**INSTRUCTION**: Extract every line where the string "values" appears.

**** EXCERPTED DATA ****

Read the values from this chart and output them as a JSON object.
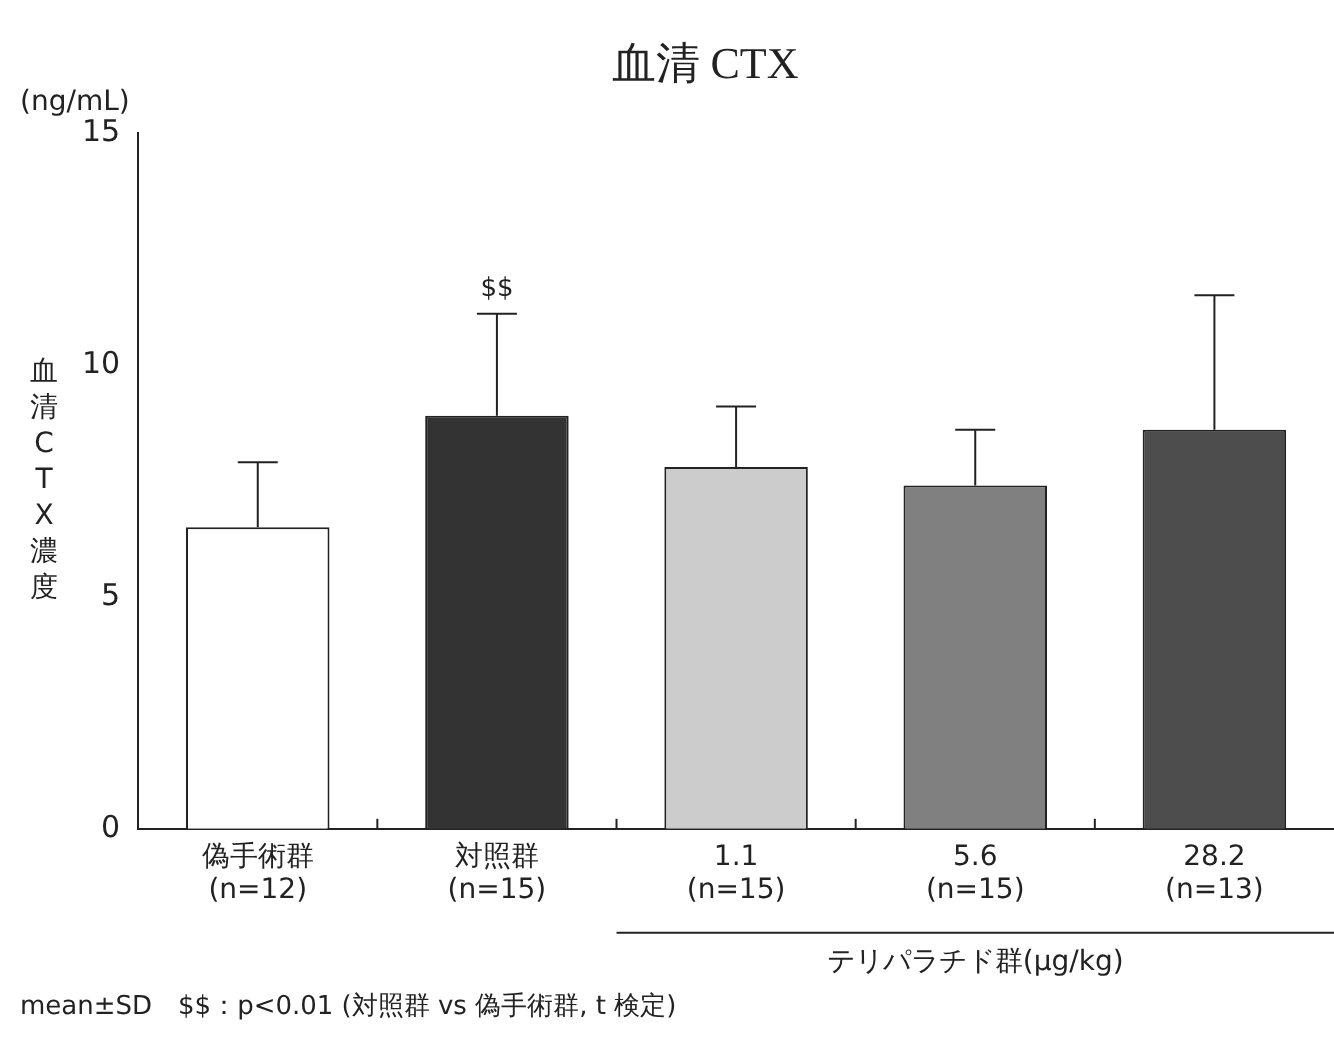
{
  "chart_data": {
    "type": "bar",
    "title": "血清 CTX",
    "ylabel": "血清CTX濃度",
    "categories": [
      "偽手術群\n(n=12)",
      "対照群\n(n=15)",
      "1.1\n(n=15)",
      "5.6\n(n=15)",
      "28.2\n(n=13)"
    ],
    "values": [
      6.5,
      8.9,
      7.8,
      7.4,
      8.6
    ],
    "colors": [
      "#ffffff",
      "#333333",
      "#cccccc",
      "#808080",
      "#4d4d4d"
    ],
    "errors": [
      [
        6.5,
        7.9
      ],
      [
        8.9,
        11.1
      ],
      [
        7.8,
        9.1
      ],
      [
        7.4,
        8.6
      ],
      [
        8.6,
        11.5
      ]
    ],
    "ylim": [
      0,
      15
    ],
    "yticks": [
      0,
      5,
      10,
      15
    ],
    "grid": false,
    "legend": false,
    "annotations": [
      "(ng/mL)",
      {
        "text": "$$",
        "x": "対照群\n(n=15)",
        "y": 11.1
      },
      "テリパラチド群(μg/kg)",
      "mean±SD　$$：p<0.01 (対照群 vs 偽手術群, t 検定)"
    ]
  }
}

****

**FINAL RESULT**:
Read the values from this chart and output them as a JSON object.
    "values": [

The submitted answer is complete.